Problem description
In this exercise, reproduce all the entries that follow exactly.

Records to process
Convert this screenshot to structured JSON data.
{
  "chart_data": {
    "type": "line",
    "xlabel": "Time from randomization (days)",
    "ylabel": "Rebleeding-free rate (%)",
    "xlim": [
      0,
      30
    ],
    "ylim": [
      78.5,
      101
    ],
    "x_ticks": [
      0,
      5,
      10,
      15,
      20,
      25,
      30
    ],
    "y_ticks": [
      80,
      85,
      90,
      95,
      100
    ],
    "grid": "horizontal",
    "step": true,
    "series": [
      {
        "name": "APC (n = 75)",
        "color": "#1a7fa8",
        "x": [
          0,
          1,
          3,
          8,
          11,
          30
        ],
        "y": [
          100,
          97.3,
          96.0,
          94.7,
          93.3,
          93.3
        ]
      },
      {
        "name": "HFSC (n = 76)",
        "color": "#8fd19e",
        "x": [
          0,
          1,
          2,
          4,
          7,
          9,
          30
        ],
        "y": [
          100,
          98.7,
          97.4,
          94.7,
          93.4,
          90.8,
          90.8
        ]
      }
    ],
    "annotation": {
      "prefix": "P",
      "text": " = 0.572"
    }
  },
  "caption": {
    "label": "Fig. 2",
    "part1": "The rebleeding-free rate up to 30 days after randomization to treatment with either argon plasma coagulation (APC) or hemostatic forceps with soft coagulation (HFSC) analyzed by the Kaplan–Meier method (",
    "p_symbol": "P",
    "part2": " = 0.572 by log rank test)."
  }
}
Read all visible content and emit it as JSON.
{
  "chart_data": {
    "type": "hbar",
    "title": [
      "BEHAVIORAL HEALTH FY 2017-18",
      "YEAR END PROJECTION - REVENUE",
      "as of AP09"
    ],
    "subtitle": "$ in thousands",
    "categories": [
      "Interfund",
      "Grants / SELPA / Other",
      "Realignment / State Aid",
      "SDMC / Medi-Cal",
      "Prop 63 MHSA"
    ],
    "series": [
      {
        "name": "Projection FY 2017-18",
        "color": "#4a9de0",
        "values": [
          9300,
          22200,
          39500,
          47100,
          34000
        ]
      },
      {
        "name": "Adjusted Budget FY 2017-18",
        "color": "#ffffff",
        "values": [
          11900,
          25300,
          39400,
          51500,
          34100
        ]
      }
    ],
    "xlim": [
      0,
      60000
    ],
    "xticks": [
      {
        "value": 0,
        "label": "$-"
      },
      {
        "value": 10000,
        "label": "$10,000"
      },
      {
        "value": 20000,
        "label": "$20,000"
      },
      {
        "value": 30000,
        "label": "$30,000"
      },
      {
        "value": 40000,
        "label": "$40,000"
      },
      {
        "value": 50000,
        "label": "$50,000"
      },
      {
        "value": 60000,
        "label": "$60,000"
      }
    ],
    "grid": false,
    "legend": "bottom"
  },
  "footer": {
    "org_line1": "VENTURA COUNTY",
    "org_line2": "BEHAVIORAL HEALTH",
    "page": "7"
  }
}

Expected output
Convert this screenshot to structured JSON data.
{
  "chart_data": {
    "type": "line",
    "xlabel": "Time from randomization (days)",
    "ylabel": "Rebleeding-free rate (%)",
    "xlim": [
      0,
      30
    ],
    "ylim": [
      78.5,
      101
    ],
    "x_ticks": [
      0,
      5,
      10,
      15,
      20,
      25,
      30
    ],
    "y_ticks": [
      80,
      85,
      90,
      95,
      100
    ],
    "grid": "horizontal",
    "step": true,
    "series": [
      {
        "name": "APC (n = 75)",
        "color": "#1a7fa8",
        "x": [
          0,
          1,
          3,
          8,
          11,
          30
        ],
        "y": [
          100,
          97.3,
          96.0,
          94.7,
          93.3,
          93.3
        ]
      },
      {
        "name": "HFSC (n = 76)",
        "color": "#8fd19e",
        "x": [
          0,
          1,
          2,
          4,
          7,
          9,
          30
        ],
        "y": [
          100,
          98.7,
          97.4,
          94.7,
          93.4,
          90.8,
          90.8
        ]
      }
    ],
    "annotation": {
      "prefix": "P",
      "text": " = 0.572"
    }
  },
  "caption": {
    "label": "Fig. 2",
    "part1": "The rebleeding-free rate up to 30 days after randomization to treatment with either argon plasma coagulation (APC) or hemostatic forceps with soft coagulation (HFSC) analyzed by the Kaplan–Meier method (",
    "p_symbol": "P",
    "part2": " = 0.572 by log rank test)."
  }
}
Read all visible content and emit it as JSON.
{
  "chart_data": {
    "type": "hbar",
    "title": [
      "BEHAVIORAL HEALTH FY 2017-18",
      "YEAR END PROJECTION - REVENUE",
      "as of AP09"
    ],
    "subtitle": "$ in thousands",
    "categories": [
      "Interfund",
      "Grants / SELPA / Other",
      "Realignment / State Aid",
      "SDMC / Medi-Cal",
      "Prop 63 MHSA"
    ],
    "series": [
      {
        "name": "Projection FY 2017-18",
        "color": "#4a9de0",
        "values": [
          9300,
          22200,
          39500,
          47100,
          34000
        ]
      },
      {
        "name": "Adjusted Budget FY 2017-18",
        "color": "#ffffff",
        "values": [
          11900,
          25300,
          39400,
          51500,
          34100
        ]
      }
    ],
    "xlim": [
      0,
      60000
    ],
    "xticks": [
      {
        "value": 0,
        "label": "$-"
      },
      {
        "value": 10000,
        "label": "$10,000"
      },
      {
        "value": 20000,
        "label": "$20,000"
      },
      {
        "value": 30000,
        "label": "$30,000"
      },
      {
        "value": 40000,
        "label": "$40,000"
      },
      {
        "value": 50000,
        "label": "$50,000"
      },
      {
        "value": 60000,
        "label": "$60,000"
      }
    ],
    "grid": false,
    "legend": "bottom"
  },
  "footer": {
    "org_line1": "VENTURA COUNTY",
    "org_line2": "BEHAVIORAL HEALTH",
    "page": "7"
  }
}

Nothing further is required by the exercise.